━━━ EXERCISE TEXT ━━━

I wish this were a happy ending, unfortunately my sweet girl spent all day on her side Sunday and deteriorated so quickly to the point she was vocal about her struggle, she had also started twitching. I took her for the last time to the emergency vets who said their was such a slim chance of her getting better at this point and likely that there were a few things going on which were contributing.
It was the most heartbreaking thing i have ever had to do in my life, hold her while she went to sleep and something i will never get over. I instantly regretted the decision, but i think thats because once it happened she was at peace and so i could no longer see the pain that had led me to that decision.
Monday night the specialist she had seen said he would have a chat because i was in such a state and all i wanted was her back, he said that she was increadibly poorly and that even if this was a ‘simple’ inner ear infection she was deteriorating so quickly it would have been difficult to give a good prognosis, he said surgery was theoretically an option but its horrific and he would have advised against it, likewise any prolonged treatment where she was so poorly at 7 1/2 years wouldnt have been fair. He also said id made the right decision at the right time by her and not by me.
I cant help blaming myself at the minute and my beautiful girl has left the biggest hole in my home that no one will ever fill. Whats even more heartbreaking is that her husbun is so subdued – he’s cuddled up to the giraffe neck pillow shes had with her over the last few days. At around 9 years old (he was a rescue so were never sure on age) I just hope he will be okay. Im trying to be happier around him but I’m in such a mess right now, she has been my world and my sole source of support for so long that I really don’t know what to do without her around.
Please hold all your bunnies tight tonight and everynight, they are a true blessing in our lives.
And, thank you for your support over Chasey bear’s final days. Sweet dreams my warrior bun, until we snuggle again <3
I’ve not posted on here before but I was following her progress. My heart breaks
You did all you could for her and in the end you released her from her suffering. Give extra cuddles to Chase’s husbun, hopefully you two can comfort one another. Binky on Chase xxx
I’m so sorry that this didn’t end well. You did the right thing by her, it was a last act of pure, unselfish love.
Binky free, ****Chasey****
I’m so very, very sorry.
It is so very hard to say goodbye. She was lucky to have someone who loved her so much. ((((Hugs)))))
(((((Binky Free)))))
It was an act of mercy… you loved her until the very end.
But my heart still breaks for you. I’ll never understand why nature has created such awful torments for these sweet creatures.
At least your darling girl is at peace now. (((Binky free, brave Chase.)))
Thank you for your kind words, I miss her so much and it really is killing me. Im not sure at the minute how I’ll ever get through this, ive never had a bond with anyone else that even came close to my beautiful chasey bear. The what if’s are eating me alive, just wish i could snuggle into her fluffy ears.

━━━

=== TASK INSTRUCTIONS ===
**1)** In the forum thread about Chase, what is Chase's husbun cuddled up to?
**2)** Reproduce the passage of the forum thread about Chase starting with "And, thank you" and going on through "so much. ((((Hugs)))))".
The items given next are separate material, unconnected to the forum thread about Chase.

━━━ RECORDS PROVIDED ━━━

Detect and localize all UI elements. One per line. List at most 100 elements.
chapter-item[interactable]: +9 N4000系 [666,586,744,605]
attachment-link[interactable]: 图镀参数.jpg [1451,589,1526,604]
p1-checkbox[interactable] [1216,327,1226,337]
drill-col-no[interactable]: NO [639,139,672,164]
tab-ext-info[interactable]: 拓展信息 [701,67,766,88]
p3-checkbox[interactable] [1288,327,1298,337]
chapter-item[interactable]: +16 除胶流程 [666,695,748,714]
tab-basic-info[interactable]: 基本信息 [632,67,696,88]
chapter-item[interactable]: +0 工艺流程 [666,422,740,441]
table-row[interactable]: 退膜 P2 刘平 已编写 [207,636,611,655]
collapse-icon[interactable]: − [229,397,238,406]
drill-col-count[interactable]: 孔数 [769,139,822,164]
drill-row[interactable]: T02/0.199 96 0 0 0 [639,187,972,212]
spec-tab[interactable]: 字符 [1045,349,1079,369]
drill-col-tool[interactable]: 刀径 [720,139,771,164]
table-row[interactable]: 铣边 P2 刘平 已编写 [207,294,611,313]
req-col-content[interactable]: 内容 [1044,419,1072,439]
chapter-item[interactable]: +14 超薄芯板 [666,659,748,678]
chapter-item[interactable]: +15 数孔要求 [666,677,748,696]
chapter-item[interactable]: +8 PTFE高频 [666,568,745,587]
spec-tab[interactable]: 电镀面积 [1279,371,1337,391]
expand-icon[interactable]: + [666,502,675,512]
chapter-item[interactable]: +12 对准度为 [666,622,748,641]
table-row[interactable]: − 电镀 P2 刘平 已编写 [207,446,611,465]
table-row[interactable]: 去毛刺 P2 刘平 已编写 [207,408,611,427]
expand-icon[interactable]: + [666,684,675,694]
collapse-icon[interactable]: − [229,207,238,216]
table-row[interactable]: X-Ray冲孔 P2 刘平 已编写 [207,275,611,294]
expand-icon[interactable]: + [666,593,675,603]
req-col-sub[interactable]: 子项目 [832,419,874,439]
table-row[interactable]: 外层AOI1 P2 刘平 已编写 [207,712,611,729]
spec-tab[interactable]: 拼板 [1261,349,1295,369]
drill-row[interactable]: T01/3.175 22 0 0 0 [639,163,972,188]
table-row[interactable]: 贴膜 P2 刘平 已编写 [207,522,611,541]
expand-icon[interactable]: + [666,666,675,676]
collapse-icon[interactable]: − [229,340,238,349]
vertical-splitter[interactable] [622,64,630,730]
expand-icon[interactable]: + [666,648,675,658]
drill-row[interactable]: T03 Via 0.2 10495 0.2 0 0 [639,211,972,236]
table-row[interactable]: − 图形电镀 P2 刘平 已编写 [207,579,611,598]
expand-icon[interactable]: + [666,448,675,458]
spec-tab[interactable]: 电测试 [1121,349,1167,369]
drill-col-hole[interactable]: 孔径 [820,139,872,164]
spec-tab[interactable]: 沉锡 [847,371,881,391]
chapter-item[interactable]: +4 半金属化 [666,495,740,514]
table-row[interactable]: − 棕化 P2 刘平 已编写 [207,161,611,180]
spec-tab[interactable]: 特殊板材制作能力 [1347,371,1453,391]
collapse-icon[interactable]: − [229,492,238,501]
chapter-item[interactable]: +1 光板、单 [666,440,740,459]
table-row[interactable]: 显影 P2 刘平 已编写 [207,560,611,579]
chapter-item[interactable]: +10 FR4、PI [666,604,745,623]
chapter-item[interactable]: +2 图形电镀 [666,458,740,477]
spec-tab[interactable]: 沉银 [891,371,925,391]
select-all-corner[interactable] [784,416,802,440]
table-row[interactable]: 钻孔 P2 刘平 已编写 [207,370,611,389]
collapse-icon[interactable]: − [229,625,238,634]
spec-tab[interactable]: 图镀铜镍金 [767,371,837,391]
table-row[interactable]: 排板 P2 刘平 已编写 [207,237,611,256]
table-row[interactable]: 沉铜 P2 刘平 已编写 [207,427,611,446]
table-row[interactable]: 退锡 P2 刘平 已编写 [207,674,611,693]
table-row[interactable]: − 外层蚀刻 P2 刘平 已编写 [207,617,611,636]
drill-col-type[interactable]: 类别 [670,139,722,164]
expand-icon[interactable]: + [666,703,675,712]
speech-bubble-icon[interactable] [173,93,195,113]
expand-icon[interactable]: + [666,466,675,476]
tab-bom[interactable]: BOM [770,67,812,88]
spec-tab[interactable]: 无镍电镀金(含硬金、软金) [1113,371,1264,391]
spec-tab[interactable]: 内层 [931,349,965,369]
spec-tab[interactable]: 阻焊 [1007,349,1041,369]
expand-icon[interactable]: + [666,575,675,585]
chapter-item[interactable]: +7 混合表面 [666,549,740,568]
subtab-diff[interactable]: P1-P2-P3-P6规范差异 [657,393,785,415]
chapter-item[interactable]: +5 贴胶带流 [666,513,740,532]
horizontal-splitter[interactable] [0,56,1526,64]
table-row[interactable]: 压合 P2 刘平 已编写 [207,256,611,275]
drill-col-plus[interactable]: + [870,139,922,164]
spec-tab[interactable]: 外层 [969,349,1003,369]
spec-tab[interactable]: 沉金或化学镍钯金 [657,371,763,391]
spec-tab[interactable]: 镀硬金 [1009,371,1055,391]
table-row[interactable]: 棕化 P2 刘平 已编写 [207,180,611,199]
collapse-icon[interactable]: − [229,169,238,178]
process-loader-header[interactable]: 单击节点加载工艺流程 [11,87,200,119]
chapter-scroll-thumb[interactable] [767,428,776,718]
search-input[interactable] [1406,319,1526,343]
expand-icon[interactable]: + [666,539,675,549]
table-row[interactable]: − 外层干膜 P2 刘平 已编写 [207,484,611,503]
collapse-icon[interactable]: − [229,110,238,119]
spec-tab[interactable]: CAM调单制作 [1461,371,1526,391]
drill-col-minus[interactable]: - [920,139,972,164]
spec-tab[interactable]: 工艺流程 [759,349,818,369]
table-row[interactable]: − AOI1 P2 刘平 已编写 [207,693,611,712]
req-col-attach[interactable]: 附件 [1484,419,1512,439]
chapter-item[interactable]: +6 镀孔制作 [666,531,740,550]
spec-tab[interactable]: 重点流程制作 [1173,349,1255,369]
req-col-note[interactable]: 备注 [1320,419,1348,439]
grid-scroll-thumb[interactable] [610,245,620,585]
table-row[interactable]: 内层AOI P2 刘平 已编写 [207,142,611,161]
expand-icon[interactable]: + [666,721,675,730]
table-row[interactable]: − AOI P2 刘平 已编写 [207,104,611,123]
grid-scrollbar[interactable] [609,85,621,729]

━━━

=== RESPONSES TO THE TASKS ===
**1)** The giraffe neck pillow Chase had with her over the last few days.

**2)**
And, thank you for your support over Chasey bear’s final days. Sweet dreams my warrior bun, until we snuggle again <3
I’ve not posted on here before but I was following her progress. My heart breaks
You did all you could for her and in the end you released her from her suffering. Give extra cuddles to Chase’s husbun, hopefully you two can comfort one another. Binky on Chase xxx
I’m so sorry that this didn’t end well. You did the right thing by her, it was a last act of pure, unselfish love.
Binky free, ****Chasey****
I’m so very, very sorry.
It is so very hard to say goodbye. She was lucky to have someone who loved her so much. ((((Hugs)))))